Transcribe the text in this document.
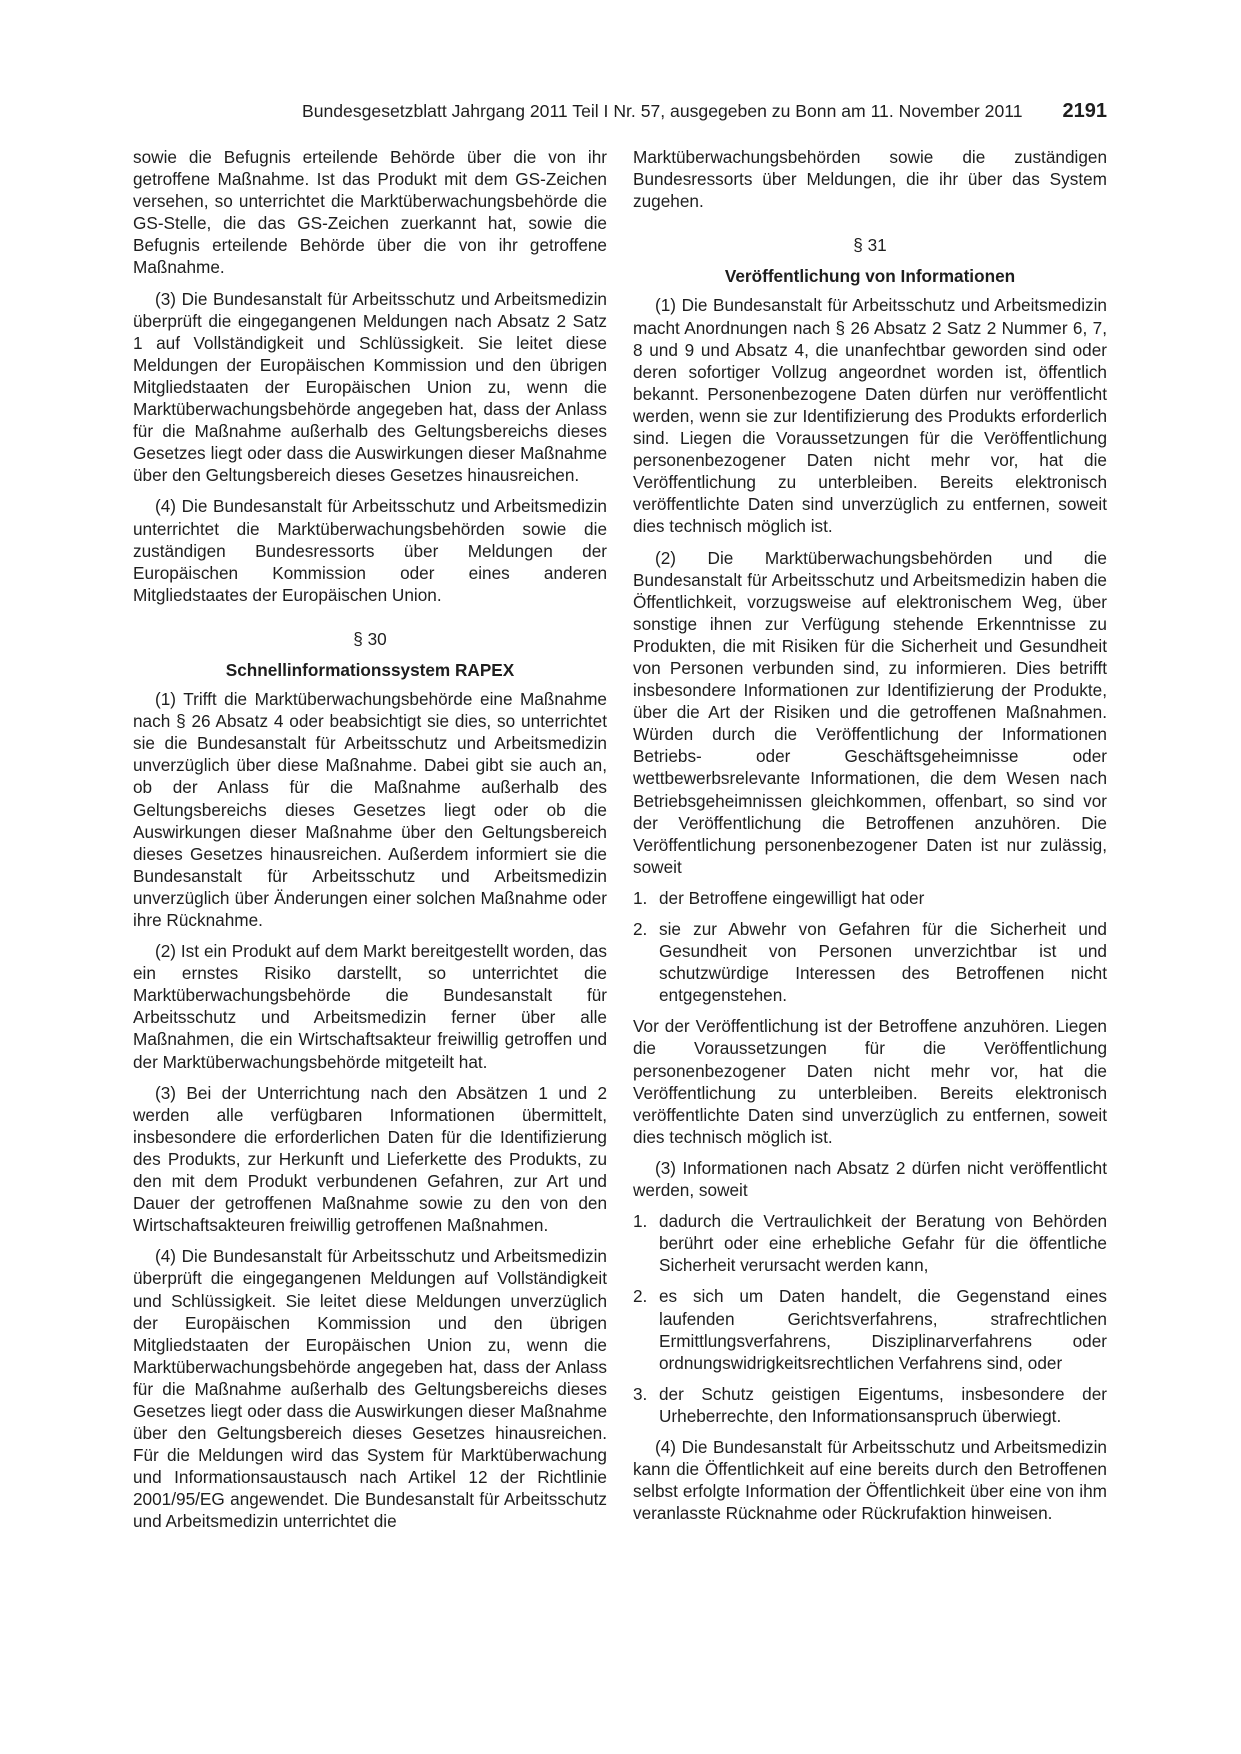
Bundesgesetzblatt Jahrgang 2011 Teil I Nr. 57, ausgegeben zu Bonn am 11. November 2011 2191

sowie die Befugnis erteilende Behörde über die von ihr getroffene Maßnahme. Ist das Produkt mit dem GS-Zeichen versehen, so unterrichtet die Marktüberwachungsbehörde die GS-Stelle, die das GS-Zeichen zuerkannt hat, sowie die Befugnis erteilende Behörde über die von ihr getroffene Maßnahme.

(3) Die Bundesanstalt für Arbeitsschutz und Arbeitsmedizin überprüft die eingegangenen Meldungen nach Absatz 2 Satz 1 auf Vollständigkeit und Schlüssigkeit. Sie leitet diese Meldungen der Europäischen Kommission und den übrigen Mitgliedstaaten der Europäischen Union zu, wenn die Marktüberwachungsbehörde angegeben hat, dass der Anlass für die Maßnahme außerhalb des Geltungsbereichs dieses Gesetzes liegt oder dass die Auswirkungen dieser Maßnahme über den Geltungsbereich dieses Gesetzes hinausreichen.

(4) Die Bundesanstalt für Arbeitsschutz und Arbeitsmedizin unterrichtet die Marktüberwachungsbehörden sowie die zuständigen Bundesressorts über Meldungen der Europäischen Kommission oder eines anderen Mitgliedstaates der Europäischen Union.

§ 30
Schnellinformationssystem RAPEX

(1) Trifft die Marktüberwachungsbehörde eine Maßnahme nach § 26 Absatz 4 oder beabsichtigt sie dies, so unterrichtet sie die Bundesanstalt für Arbeitsschutz und Arbeitsmedizin unverzüglich über diese Maßnahme. Dabei gibt sie auch an, ob der Anlass für die Maßnahme außerhalb des Geltungsbereichs dieses Gesetzes liegt oder ob die Auswirkungen dieser Maßnahme über den Geltungsbereich dieses Gesetzes hinausreichen. Außerdem informiert sie die Bundesanstalt für Arbeitsschutz und Arbeitsmedizin unverzüglich über Änderungen einer solchen Maßnahme oder ihre Rücknahme.

(2) Ist ein Produkt auf dem Markt bereitgestellt worden, das ein ernstes Risiko darstellt, so unterrichtet die Marktüberwachungsbehörde die Bundesanstalt für Arbeitsschutz und Arbeitsmedizin ferner über alle Maßnahmen, die ein Wirtschaftsakteur freiwillig getroffen und der Marktüberwachungsbehörde mitgeteilt hat.

(3) Bei der Unterrichtung nach den Absätzen 1 und 2 werden alle verfügbaren Informationen übermittelt, insbesondere die erforderlichen Daten für die Identifizierung des Produkts, zur Herkunft und Lieferkette des Produkts, zu den mit dem Produkt verbundenen Gefahren, zur Art und Dauer der getroffenen Maßnahme sowie zu den von den Wirtschaftsakteuren freiwillig getroffenen Maßnahmen.

(4) Die Bundesanstalt für Arbeitsschutz und Arbeitsmedizin überprüft die eingegangenen Meldungen auf Vollständigkeit und Schlüssigkeit. Sie leitet diese Meldungen unverzüglich der Europäischen Kommission und den übrigen Mitgliedstaaten der Europäischen Union zu, wenn die Marktüberwachungsbehörde angegeben hat, dass der Anlass für die Maßnahme außerhalb des Geltungsbereichs dieses Gesetzes liegt oder dass die Auswirkungen dieser Maßnahme über den Geltungsbereich dieses Gesetzes hinausreichen. Für die Meldungen wird das System für Marktüberwachung und Informationsaustausch nach Artikel 12 der Richtlinie 2001/95/EG angewendet. Die Bundesanstalt für Arbeitsschutz und Arbeitsmedizin unterrichtet die

Marktüberwachungsbehörden sowie die zuständigen Bundesressorts über Meldungen, die ihr über das System zugehen.

§ 31
Veröffentlichung von Informationen

(1) Die Bundesanstalt für Arbeitsschutz und Arbeitsmedizin macht Anordnungen nach § 26 Absatz 2 Satz 2 Nummer 6, 7, 8 und 9 und Absatz 4, die unanfechtbar geworden sind oder deren sofortiger Vollzug angeordnet worden ist, öffentlich bekannt. Personenbezogene Daten dürfen nur veröffentlicht werden, wenn sie zur Identifizierung des Produkts erforderlich sind. Liegen die Voraussetzungen für die Veröffentlichung personenbezogener Daten nicht mehr vor, hat die Veröffentlichung zu unterbleiben. Bereits elektronisch veröffentlichte Daten sind unverzüglich zu entfernen, soweit dies technisch möglich ist.

(2) Die Marktüberwachungsbehörden und die Bundesanstalt für Arbeitsschutz und Arbeitsmedizin haben die Öffentlichkeit, vorzugsweise auf elektronischem Weg, über sonstige ihnen zur Verfügung stehende Erkenntnisse zu Produkten, die mit Risiken für die Sicherheit und Gesundheit von Personen verbunden sind, zu informieren. Dies betrifft insbesondere Informationen zur Identifizierung der Produkte, über die Art der Risiken und die getroffenen Maßnahmen. Würden durch die Veröffentlichung der Informationen Betriebs- oder Geschäftsgeheimnisse oder wettbewerbsrelevante Informationen, die dem Wesen nach Betriebsgeheimnissen gleichkommen, offenbart, so sind vor der Veröffentlichung die Betroffenen anzuhören. Die Veröffentlichung personenbezogener Daten ist nur zulässig, soweit

1. der Betroffene eingewilligt hat oder
2. sie zur Abwehr von Gefahren für die Sicherheit und Gesundheit von Personen unverzichtbar ist und schutzwürdige Interessen des Betroffenen nicht entgegenstehen.

Vor der Veröffentlichung ist der Betroffene anzuhören. Liegen die Voraussetzungen für die Veröffentlichung personenbezogener Daten nicht mehr vor, hat die Veröffentlichung zu unterbleiben. Bereits elektronisch veröffentlichte Daten sind unverzüglich zu entfernen, soweit dies technisch möglich ist.

(3) Informationen nach Absatz 2 dürfen nicht veröffentlicht werden, soweit

1. dadurch die Vertraulichkeit der Beratung von Behörden berührt oder eine erhebliche Gefahr für die öffentliche Sicherheit verursacht werden kann,
2. es sich um Daten handelt, die Gegenstand eines laufenden Gerichtsverfahrens, strafrechtlichen Ermittlungsverfahrens, Disziplinarverfahrens oder ordnungswidrigkeitsrechtlichen Verfahrens sind, oder
3. der Schutz geistigen Eigentums, insbesondere der Urheberrechte, den Informationsanspruch überwiegt.

(4) Die Bundesanstalt für Arbeitsschutz und Arbeitsmedizin kann die Öffentlichkeit auf eine bereits durch den Betroffenen selbst erfolgte Information der Öffentlichkeit über eine von ihm veranlasste Rücknahme oder Rückrufaktion hinweisen.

• **Instructions to follow**:
Make an exact copy of the records shown above, without the pictures.

• **Solved problem**:
Transcribe the text in this document.
Bundesgesetzblatt Jahrgang 2011 Teil I Nr. 57, ausgegeben zu Bonn am 11. November 2011 2191

sowie die Befugnis erteilende Behörde über die von ihr getroffene Maßnahme. Ist das Produkt mit dem GS-Zeichen versehen, so unterrichtet die Marktüberwachungsbehörde die GS-Stelle, die das GS-Zeichen zuerkannt hat, sowie die Befugnis erteilende Behörde über die von ihr getroffene Maßnahme.

(3) Die Bundesanstalt für Arbeitsschutz und Arbeitsmedizin überprüft die eingegangenen Meldungen nach Absatz 2 Satz 1 auf Vollständigkeit und Schlüssigkeit. Sie leitet diese Meldungen der Europäischen Kommission und den übrigen Mitgliedstaaten der Europäischen Union zu, wenn die Marktüberwachungsbehörde angegeben hat, dass der Anlass für die Maßnahme außerhalb des Geltungsbereichs dieses Gesetzes liegt oder dass die Auswirkungen dieser Maßnahme über den Geltungsbereich dieses Gesetzes hinausreichen.

(4) Die Bundesanstalt für Arbeitsschutz und Arbeitsmedizin unterrichtet die Marktüberwachungsbehörden sowie die zuständigen Bundesressorts über Meldungen der Europäischen Kommission oder eines anderen Mitgliedstaates der Europäischen Union.

§ 30
Schnellinformationssystem RAPEX

(1) Trifft die Marktüberwachungsbehörde eine Maßnahme nach § 26 Absatz 4 oder beabsichtigt sie dies, so unterrichtet sie die Bundesanstalt für Arbeitsschutz und Arbeitsmedizin unverzüglich über diese Maßnahme. Dabei gibt sie auch an, ob der Anlass für die Maßnahme außerhalb des Geltungsbereichs dieses Gesetzes liegt oder ob die Auswirkungen dieser Maßnahme über den Geltungsbereich dieses Gesetzes hinausreichen. Außerdem informiert sie die Bundesanstalt für Arbeitsschutz und Arbeitsmedizin unverzüglich über Änderungen einer solchen Maßnahme oder ihre Rücknahme.

(2) Ist ein Produkt auf dem Markt bereitgestellt worden, das ein ernstes Risiko darstellt, so unterrichtet die Marktüberwachungsbehörde die Bundesanstalt für Arbeitsschutz und Arbeitsmedizin ferner über alle Maßnahmen, die ein Wirtschaftsakteur freiwillig getroffen und der Marktüberwachungsbehörde mitgeteilt hat.

(3) Bei der Unterrichtung nach den Absätzen 1 und 2 werden alle verfügbaren Informationen übermittelt, insbesondere die erforderlichen Daten für die Identifizierung des Produkts, zur Herkunft und Lieferkette des Produkts, zu den mit dem Produkt verbundenen Gefahren, zur Art und Dauer der getroffenen Maßnahme sowie zu den von den Wirtschaftsakteuren freiwillig getroffenen Maßnahmen.

(4) Die Bundesanstalt für Arbeitsschutz und Arbeitsmedizin überprüft die eingegangenen Meldungen auf Vollständigkeit und Schlüssigkeit. Sie leitet diese Meldungen unverzüglich der Europäischen Kommission und den übrigen Mitgliedstaaten der Europäischen Union zu, wenn die Marktüberwachungsbehörde angegeben hat, dass der Anlass für die Maßnahme außerhalb des Geltungsbereichs dieses Gesetzes liegt oder dass die Auswirkungen dieser Maßnahme über den Geltungsbereich dieses Gesetzes hinausreichen. Für die Meldungen wird das System für Marktüberwachung und Informationsaustausch nach Artikel 12 der Richtlinie 2001/95/EG angewendet. Die Bundesanstalt für Arbeitsschutz und Arbeitsmedizin unterrichtet die

Marktüberwachungsbehörden sowie die zuständigen Bundesressorts über Meldungen, die ihr über das System zugehen.

§ 31
Veröffentlichung von Informationen

(1) Die Bundesanstalt für Arbeitsschutz und Arbeitsmedizin macht Anordnungen nach § 26 Absatz 2 Satz 2 Nummer 6, 7, 8 und 9 und Absatz 4, die unanfechtbar geworden sind oder deren sofortiger Vollzug angeordnet worden ist, öffentlich bekannt. Personenbezogene Daten dürfen nur veröffentlicht werden, wenn sie zur Identifizierung des Produkts erforderlich sind. Liegen die Voraussetzungen für die Veröffentlichung personenbezogener Daten nicht mehr vor, hat die Veröffentlichung zu unterbleiben. Bereits elektronisch veröffentlichte Daten sind unverzüglich zu entfernen, soweit dies technisch möglich ist.

(2) Die Marktüberwachungsbehörden und die Bundesanstalt für Arbeitsschutz und Arbeitsmedizin haben die Öffentlichkeit, vorzugsweise auf elektronischem Weg, über sonstige ihnen zur Verfügung stehende Erkenntnisse zu Produkten, die mit Risiken für die Sicherheit und Gesundheit von Personen verbunden sind, zu informieren. Dies betrifft insbesondere Informationen zur Identifizierung der Produkte, über die Art der Risiken und die getroffenen Maßnahmen. Würden durch die Veröffentlichung der Informationen Betriebs- oder Geschäftsgeheimnisse oder wettbewerbsrelevante Informationen, die dem Wesen nach Betriebsgeheimnissen gleichkommen, offenbart, so sind vor der Veröffentlichung die Betroffenen anzuhören. Die Veröffentlichung personenbezogener Daten ist nur zulässig, soweit

1. der Betroffene eingewilligt hat oder
2. sie zur Abwehr von Gefahren für die Sicherheit und Gesundheit von Personen unverzichtbar ist und schutzwürdige Interessen des Betroffenen nicht entgegenstehen.

Vor der Veröffentlichung ist der Betroffene anzuhören. Liegen die Voraussetzungen für die Veröffentlichung personenbezogener Daten nicht mehr vor, hat die Veröffentlichung zu unterbleiben. Bereits elektronisch veröffentlichte Daten sind unverzüglich zu entfernen, soweit dies technisch möglich ist.

(3) Informationen nach Absatz 2 dürfen nicht veröffentlicht werden, soweit

1. dadurch die Vertraulichkeit der Beratung von Behörden berührt oder eine erhebliche Gefahr für die öffentliche Sicherheit verursacht werden kann,
2. es sich um Daten handelt, die Gegenstand eines laufenden Gerichtsverfahrens, strafrechtlichen Ermittlungsverfahrens, Disziplinarverfahrens oder ordnungswidrigkeitsrechtlichen Verfahrens sind, oder
3. der Schutz geistigen Eigentums, insbesondere der Urheberrechte, den Informationsanspruch überwiegt.

(4) Die Bundesanstalt für Arbeitsschutz und Arbeitsmedizin kann die Öffentlichkeit auf eine bereits durch den Betroffenen selbst erfolgte Information der Öffentlichkeit über eine von ihm veranlasste Rücknahme oder Rückrufaktion hinweisen.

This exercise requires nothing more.